#### [DIRECTIVE]
Entries follow. Set all of them down as they stand.

(Excerpt from a dataset)
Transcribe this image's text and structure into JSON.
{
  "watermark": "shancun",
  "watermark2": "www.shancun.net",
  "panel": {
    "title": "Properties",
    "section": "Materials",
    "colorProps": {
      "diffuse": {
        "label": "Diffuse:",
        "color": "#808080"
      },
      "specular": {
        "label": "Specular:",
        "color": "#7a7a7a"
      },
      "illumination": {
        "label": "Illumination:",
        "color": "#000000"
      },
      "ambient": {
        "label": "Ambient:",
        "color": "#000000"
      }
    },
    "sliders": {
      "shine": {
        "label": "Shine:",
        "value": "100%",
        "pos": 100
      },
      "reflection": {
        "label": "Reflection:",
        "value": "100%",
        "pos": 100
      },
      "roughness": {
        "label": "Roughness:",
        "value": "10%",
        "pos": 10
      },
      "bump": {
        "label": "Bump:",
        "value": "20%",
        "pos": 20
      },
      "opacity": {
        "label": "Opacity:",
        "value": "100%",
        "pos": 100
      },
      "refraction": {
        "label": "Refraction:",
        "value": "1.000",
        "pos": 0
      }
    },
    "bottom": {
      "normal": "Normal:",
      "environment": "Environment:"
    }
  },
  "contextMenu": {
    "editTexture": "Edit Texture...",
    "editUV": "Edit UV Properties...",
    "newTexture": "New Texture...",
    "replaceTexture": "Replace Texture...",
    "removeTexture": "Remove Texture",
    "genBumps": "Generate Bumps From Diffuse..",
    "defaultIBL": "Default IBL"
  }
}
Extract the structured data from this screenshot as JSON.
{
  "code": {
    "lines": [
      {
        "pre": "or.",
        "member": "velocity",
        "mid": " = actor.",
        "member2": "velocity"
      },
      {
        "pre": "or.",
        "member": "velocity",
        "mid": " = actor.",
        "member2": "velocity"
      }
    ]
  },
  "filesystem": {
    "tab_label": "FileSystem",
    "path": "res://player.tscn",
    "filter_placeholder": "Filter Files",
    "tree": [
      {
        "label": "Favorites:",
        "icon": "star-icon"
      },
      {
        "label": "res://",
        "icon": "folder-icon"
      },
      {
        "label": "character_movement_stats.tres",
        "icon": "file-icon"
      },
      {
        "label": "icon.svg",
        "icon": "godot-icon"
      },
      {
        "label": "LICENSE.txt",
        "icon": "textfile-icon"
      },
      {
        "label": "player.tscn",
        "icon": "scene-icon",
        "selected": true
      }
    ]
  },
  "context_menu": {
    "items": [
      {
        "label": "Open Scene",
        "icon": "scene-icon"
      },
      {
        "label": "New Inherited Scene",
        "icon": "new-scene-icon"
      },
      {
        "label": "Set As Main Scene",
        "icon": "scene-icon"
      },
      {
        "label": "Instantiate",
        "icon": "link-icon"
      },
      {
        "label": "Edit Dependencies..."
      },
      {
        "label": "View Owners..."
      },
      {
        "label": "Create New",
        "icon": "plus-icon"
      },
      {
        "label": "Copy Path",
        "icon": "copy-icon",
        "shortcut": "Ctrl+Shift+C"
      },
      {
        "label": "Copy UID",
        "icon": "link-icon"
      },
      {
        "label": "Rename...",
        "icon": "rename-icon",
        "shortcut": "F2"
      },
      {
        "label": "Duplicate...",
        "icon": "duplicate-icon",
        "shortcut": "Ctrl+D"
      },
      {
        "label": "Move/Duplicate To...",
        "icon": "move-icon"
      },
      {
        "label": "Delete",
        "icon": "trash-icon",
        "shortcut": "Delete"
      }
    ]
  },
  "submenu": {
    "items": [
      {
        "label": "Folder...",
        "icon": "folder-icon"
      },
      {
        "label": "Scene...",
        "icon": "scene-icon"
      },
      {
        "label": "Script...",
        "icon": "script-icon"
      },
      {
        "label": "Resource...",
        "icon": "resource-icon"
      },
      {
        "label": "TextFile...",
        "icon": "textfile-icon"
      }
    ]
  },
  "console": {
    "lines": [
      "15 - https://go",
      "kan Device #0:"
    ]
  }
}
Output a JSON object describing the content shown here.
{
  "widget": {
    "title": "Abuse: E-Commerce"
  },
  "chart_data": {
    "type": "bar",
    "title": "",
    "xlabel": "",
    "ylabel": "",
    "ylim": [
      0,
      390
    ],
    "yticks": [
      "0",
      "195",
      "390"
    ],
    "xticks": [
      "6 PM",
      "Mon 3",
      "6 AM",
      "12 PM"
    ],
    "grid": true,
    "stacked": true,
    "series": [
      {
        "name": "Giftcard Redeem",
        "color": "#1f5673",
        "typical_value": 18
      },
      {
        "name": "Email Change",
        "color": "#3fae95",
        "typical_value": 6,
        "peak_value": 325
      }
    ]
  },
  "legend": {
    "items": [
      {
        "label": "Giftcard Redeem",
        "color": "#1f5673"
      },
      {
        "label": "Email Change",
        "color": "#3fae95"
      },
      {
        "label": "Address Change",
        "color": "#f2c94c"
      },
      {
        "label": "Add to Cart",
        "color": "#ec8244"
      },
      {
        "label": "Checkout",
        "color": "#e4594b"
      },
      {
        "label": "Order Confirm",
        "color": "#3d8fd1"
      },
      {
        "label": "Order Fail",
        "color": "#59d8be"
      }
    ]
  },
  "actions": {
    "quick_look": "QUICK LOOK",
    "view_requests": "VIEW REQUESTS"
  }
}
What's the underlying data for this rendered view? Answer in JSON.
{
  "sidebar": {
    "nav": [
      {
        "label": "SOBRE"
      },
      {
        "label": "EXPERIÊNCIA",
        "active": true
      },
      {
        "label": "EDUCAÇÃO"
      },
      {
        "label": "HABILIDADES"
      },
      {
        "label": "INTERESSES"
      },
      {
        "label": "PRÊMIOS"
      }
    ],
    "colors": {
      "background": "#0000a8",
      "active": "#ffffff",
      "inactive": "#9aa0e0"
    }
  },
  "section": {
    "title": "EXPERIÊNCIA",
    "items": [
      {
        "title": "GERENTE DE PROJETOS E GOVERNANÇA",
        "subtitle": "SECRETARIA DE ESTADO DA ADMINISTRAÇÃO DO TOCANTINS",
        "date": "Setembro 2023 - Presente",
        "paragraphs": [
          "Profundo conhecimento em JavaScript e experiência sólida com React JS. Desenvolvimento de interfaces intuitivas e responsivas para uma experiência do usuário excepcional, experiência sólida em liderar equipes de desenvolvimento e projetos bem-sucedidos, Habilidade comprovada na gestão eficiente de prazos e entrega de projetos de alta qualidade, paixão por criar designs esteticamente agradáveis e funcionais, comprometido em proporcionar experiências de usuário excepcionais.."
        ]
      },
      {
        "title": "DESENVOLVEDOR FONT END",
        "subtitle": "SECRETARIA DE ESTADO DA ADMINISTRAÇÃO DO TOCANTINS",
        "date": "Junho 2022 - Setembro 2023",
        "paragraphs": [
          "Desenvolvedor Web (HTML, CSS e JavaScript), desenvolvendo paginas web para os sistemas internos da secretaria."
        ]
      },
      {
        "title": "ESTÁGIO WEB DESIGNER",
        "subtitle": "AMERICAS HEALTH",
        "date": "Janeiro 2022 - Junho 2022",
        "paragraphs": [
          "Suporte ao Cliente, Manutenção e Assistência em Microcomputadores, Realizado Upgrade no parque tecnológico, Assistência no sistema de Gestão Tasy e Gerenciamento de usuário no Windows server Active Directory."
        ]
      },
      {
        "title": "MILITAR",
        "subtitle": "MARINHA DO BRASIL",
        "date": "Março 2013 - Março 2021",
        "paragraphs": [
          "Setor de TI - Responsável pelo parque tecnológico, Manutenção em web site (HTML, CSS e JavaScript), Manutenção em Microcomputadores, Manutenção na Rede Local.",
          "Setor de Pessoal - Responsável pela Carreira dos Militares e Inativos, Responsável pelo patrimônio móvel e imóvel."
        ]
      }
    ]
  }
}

#### [TASK RESPONSE]
Transcribe this image's text and structure into JSON.
{
  "watermark": "shancun",
  "watermark2": "www.shancun.net",
  "panel": {
    "title": "Properties",
    "section": "Materials",
    "colorProps": {
      "diffuse": {
        "label": "Diffuse:",
        "color": "#808080"
      },
      "specular": {
        "label": "Specular:",
        "color": "#7a7a7a"
      },
      "illumination": {
        "label": "Illumination:",
        "color": "#000000"
      },
      "ambient": {
        "label": "Ambient:",
        "color": "#000000"
      }
    },
    "sliders": {
      "shine": {
        "label": "Shine:",
        "value": "100%",
        "pos": 100
      },
      "reflection": {
        "label": "Reflection:",
        "value": "100%",
        "pos": 100
      },
      "roughness": {
        "label": "Roughness:",
        "value": "10%",
        "pos": 10
      },
      "bump": {
        "label": "Bump:",
        "value": "20%",
        "pos": 20
      },
      "opacity": {
        "label": "Opacity:",
        "value": "100%",
        "pos": 100
      },
      "refraction": {
        "label": "Refraction:",
        "value": "1.000",
        "pos": 0
      }
    },
    "bottom": {
      "normal": "Normal:",
      "environment": "Environment:"
    }
  },
  "contextMenu": {
    "editTexture": "Edit Texture...",
    "editUV": "Edit UV Properties...",
    "newTexture": "New Texture...",
    "replaceTexture": "Replace Texture...",
    "removeTexture": "Remove Texture",
    "genBumps": "Generate Bumps From Diffuse..",
    "defaultIBL": "Default IBL"
  }
}
Extract the structured data from this screenshot as JSON.
{
  "code": {
    "lines": [
      {
        "pre": "or.",
        "member": "velocity",
        "mid": " = actor.",
        "member2": "velocity"
      },
      {
        "pre": "or.",
        "member": "velocity",
        "mid": " = actor.",
        "member2": "velocity"
      }
    ]
  },
  "filesystem": {
    "tab_label": "FileSystem",
    "path": "res://player.tscn",
    "filter_placeholder": "Filter Files",
    "tree": [
      {
        "label": "Favorites:",
        "icon": "star-icon"
      },
      {
        "label": "res://",
        "icon": "folder-icon"
      },
      {
        "label": "character_movement_stats.tres",
        "icon": "file-icon"
      },
      {
        "label": "icon.svg",
        "icon": "godot-icon"
      },
      {
        "label": "LICENSE.txt",
        "icon": "textfile-icon"
      },
      {
        "label": "player.tscn",
        "icon": "scene-icon",
        "selected": true
      }
    ]
  },
  "context_menu": {
    "items": [
      {
        "label": "Open Scene",
        "icon": "scene-icon"
      },
      {
        "label": "New Inherited Scene",
        "icon": "new-scene-icon"
      },
      {
        "label": "Set As Main Scene",
        "icon": "scene-icon"
      },
      {
        "label": "Instantiate",
        "icon": "link-icon"
      },
      {
        "label": "Edit Dependencies..."
      },
      {
        "label": "View Owners..."
      },
      {
        "label": "Create New",
        "icon": "plus-icon"
      },
      {
        "label": "Copy Path",
        "icon": "copy-icon",
        "shortcut": "Ctrl+Shift+C"
      },
      {
        "label": "Copy UID",
        "icon": "link-icon"
      },
      {
        "label": "Rename...",
        "icon": "rename-icon",
        "shortcut": "F2"
      },
      {
        "label": "Duplicate...",
        "icon": "duplicate-icon",
        "shortcut": "Ctrl+D"
      },
      {
        "label": "Move/Duplicate To...",
        "icon": "move-icon"
      },
      {
        "label": "Delete",
        "icon": "trash-icon",
        "shortcut": "Delete"
      }
    ]
  },
  "submenu": {
    "items": [
      {
        "label": "Folder...",
        "icon": "folder-icon"
      },
      {
        "label": "Scene...",
        "icon": "scene-icon"
      },
      {
        "label": "Script...",
        "icon": "script-icon"
      },
      {
        "label": "Resource...",
        "icon": "resource-icon"
      },
      {
        "label": "TextFile...",
        "icon": "textfile-icon"
      }
    ]
  },
  "console": {
    "lines": [
      "15 - https://go",
      "kan Device #0:"
    ]
  }
}
Output a JSON object describing the content shown here.
{
  "widget": {
    "title": "Abuse: E-Commerce"
  },
  "chart_data": {
    "type": "bar",
    "title": "",
    "xlabel": "",
    "ylabel": "",
    "ylim": [
      0,
      390
    ],
    "yticks": [
      "0",
      "195",
      "390"
    ],
    "xticks": [
      "6 PM",
      "Mon 3",
      "6 AM",
      "12 PM"
    ],
    "grid": true,
    "stacked": true,
    "series": [
      {
        "name": "Giftcard Redeem",
        "color": "#1f5673",
        "typical_value": 18
      },
      {
        "name": "Email Change",
        "color": "#3fae95",
        "typical_value": 6,
        "peak_value": 325
      }
    ]
  },
  "legend": {
    "items": [
      {
        "label": "Giftcard Redeem",
        "color": "#1f5673"
      },
      {
        "label": "Email Change",
        "color": "#3fae95"
      },
      {
        "label": "Address Change",
        "color": "#f2c94c"
      },
      {
        "label": "Add to Cart",
        "color": "#ec8244"
      },
      {
        "label": "Checkout",
        "color": "#e4594b"
      },
      {
        "label": "Order Confirm",
        "color": "#3d8fd1"
      },
      {
        "label": "Order Fail",
        "color": "#59d8be"
      }
    ]
  },
  "actions": {
    "quick_look": "QUICK LOOK",
    "view_requests": "VIEW REQUESTS"
  }
}
What's the underlying data for this rendered view? Answer in JSON.
{
  "sidebar": {
    "nav": [
      {
        "label": "SOBRE"
      },
      {
        "label": "EXPERIÊNCIA",
        "active": true
      },
      {
        "label": "EDUCAÇÃO"
      },
      {
        "label": "HABILIDADES"
      },
      {
        "label": "INTERESSES"
      },
      {
        "label": "PRÊMIOS"
      }
    ],
    "colors": {
      "background": "#0000a8",
      "active": "#ffffff",
      "inactive": "#9aa0e0"
    }
  },
  "section": {
    "title": "EXPERIÊNCIA",
    "items": [
      {
        "title": "GERENTE DE PROJETOS E GOVERNANÇA",
        "subtitle": "SECRETARIA DE ESTADO DA ADMINISTRAÇÃO DO TOCANTINS",
        "date": "Setembro 2023 - Presente",
        "paragraphs": [
          "Profundo conhecimento em JavaScript e experiência sólida com React JS. Desenvolvimento de interfaces intuitivas e responsivas para uma experiência do usuário excepcional, experiência sólida em liderar equipes de desenvolvimento e projetos bem-sucedidos, Habilidade comprovada na gestão eficiente de prazos e entrega de projetos de alta qualidade, paixão por criar designs esteticamente agradáveis e funcionais, comprometido em proporcionar experiências de usuário excepcionais.."
        ]
      },
      {
        "title": "DESENVOLVEDOR FONT END",
        "subtitle": "SECRETARIA DE ESTADO DA ADMINISTRAÇÃO DO TOCANTINS",
        "date": "Junho 2022 - Setembro 2023",
        "paragraphs": [
          "Desenvolvedor Web (HTML, CSS e JavaScript), desenvolvendo paginas web para os sistemas internos da secretaria."
        ]
      },
      {
        "title": "ESTÁGIO WEB DESIGNER",
        "subtitle": "AMERICAS HEALTH",
        "date": "Janeiro 2022 - Junho 2022",
        "paragraphs": [
          "Suporte ao Cliente, Manutenção e Assistência em Microcomputadores, Realizado Upgrade no parque tecnológico, Assistência no sistema de Gestão Tasy e Gerenciamento de usuário no Windows server Active Directory."
        ]
      },
      {
        "title": "MILITAR",
        "subtitle": "MARINHA DO BRASIL",
        "date": "Março 2013 - Março 2021",
        "paragraphs": [
          "Setor de TI - Responsável pelo parque tecnológico, Manutenção em web site (HTML, CSS e JavaScript), Manutenção em Microcomputadores, Manutenção na Rede Local.",
          "Setor de Pessoal - Responsável pela Carreira dos Militares e Inativos, Responsável pelo patrimônio móvel e imóvel."
        ]
      }
    ]
  }
}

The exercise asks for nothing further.